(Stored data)
++++++++++++++++++++

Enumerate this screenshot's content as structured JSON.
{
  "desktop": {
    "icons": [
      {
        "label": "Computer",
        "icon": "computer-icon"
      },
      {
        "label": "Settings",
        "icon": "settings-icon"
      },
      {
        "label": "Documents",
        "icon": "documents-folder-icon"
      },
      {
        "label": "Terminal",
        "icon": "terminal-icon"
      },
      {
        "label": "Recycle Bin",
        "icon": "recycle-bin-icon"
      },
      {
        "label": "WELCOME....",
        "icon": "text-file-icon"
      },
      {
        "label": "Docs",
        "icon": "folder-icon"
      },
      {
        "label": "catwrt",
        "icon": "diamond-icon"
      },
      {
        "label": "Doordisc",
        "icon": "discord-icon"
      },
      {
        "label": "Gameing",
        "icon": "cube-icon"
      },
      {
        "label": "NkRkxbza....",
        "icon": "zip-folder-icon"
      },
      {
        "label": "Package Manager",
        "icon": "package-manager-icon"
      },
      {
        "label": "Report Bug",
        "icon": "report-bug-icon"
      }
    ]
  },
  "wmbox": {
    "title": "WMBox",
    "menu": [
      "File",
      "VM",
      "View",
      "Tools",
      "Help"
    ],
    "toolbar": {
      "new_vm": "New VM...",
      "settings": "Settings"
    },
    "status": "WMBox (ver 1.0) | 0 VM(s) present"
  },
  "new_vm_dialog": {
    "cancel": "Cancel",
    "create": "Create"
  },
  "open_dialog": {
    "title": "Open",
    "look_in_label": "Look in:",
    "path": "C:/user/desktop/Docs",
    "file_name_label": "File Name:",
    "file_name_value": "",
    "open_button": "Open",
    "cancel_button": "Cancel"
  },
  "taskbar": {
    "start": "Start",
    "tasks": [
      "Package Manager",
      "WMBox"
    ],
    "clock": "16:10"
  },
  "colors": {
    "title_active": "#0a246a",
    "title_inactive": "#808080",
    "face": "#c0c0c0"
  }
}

++++++++++++++++++++

Write out the complete set of records exactly as given.

OUTPUT FOR THIS EXERCISE
Enumerate this screenshot's content as structured JSON.
{
  "desktop": {
    "icons": [
      {
        "label": "Computer",
        "icon": "computer-icon"
      },
      {
        "label": "Settings",
        "icon": "settings-icon"
      },
      {
        "label": "Documents",
        "icon": "documents-folder-icon"
      },
      {
        "label": "Terminal",
        "icon": "terminal-icon"
      },
      {
        "label": "Recycle Bin",
        "icon": "recycle-bin-icon"
      },
      {
        "label": "WELCOME....",
        "icon": "text-file-icon"
      },
      {
        "label": "Docs",
        "icon": "folder-icon"
      },
      {
        "label": "catwrt",
        "icon": "diamond-icon"
      },
      {
        "label": "Doordisc",
        "icon": "discord-icon"
      },
      {
        "label": "Gameing",
        "icon": "cube-icon"
      },
      {
        "label": "NkRkxbza....",
        "icon": "zip-folder-icon"
      },
      {
        "label": "Package Manager",
        "icon": "package-manager-icon"
      },
      {
        "label": "Report Bug",
        "icon": "report-bug-icon"
      }
    ]
  },
  "wmbox": {
    "title": "WMBox",
    "menu": [
      "File",
      "VM",
      "View",
      "Tools",
      "Help"
    ],
    "toolbar": {
      "new_vm": "New VM...",
      "settings": "Settings"
    },
    "status": "WMBox (ver 1.0) | 0 VM(s) present"
  },
  "new_vm_dialog": {
    "cancel": "Cancel",
    "create": "Create"
  },
  "open_dialog": {
    "title": "Open",
    "look_in_label": "Look in:",
    "path": "C:/user/desktop/Docs",
    "file_name_label": "File Name:",
    "file_name_value": "",
    "open_button": "Open",
    "cancel_button": "Cancel"
  },
  "taskbar": {
    "start": "Start",
    "tasks": [
      "Package Manager",
      "WMBox"
    ],
    "clock": "16:10"
  },
  "colors": {
    "title_active": "#0a246a",
    "title_inactive": "#808080",
    "face": "#c0c0c0"
  }
}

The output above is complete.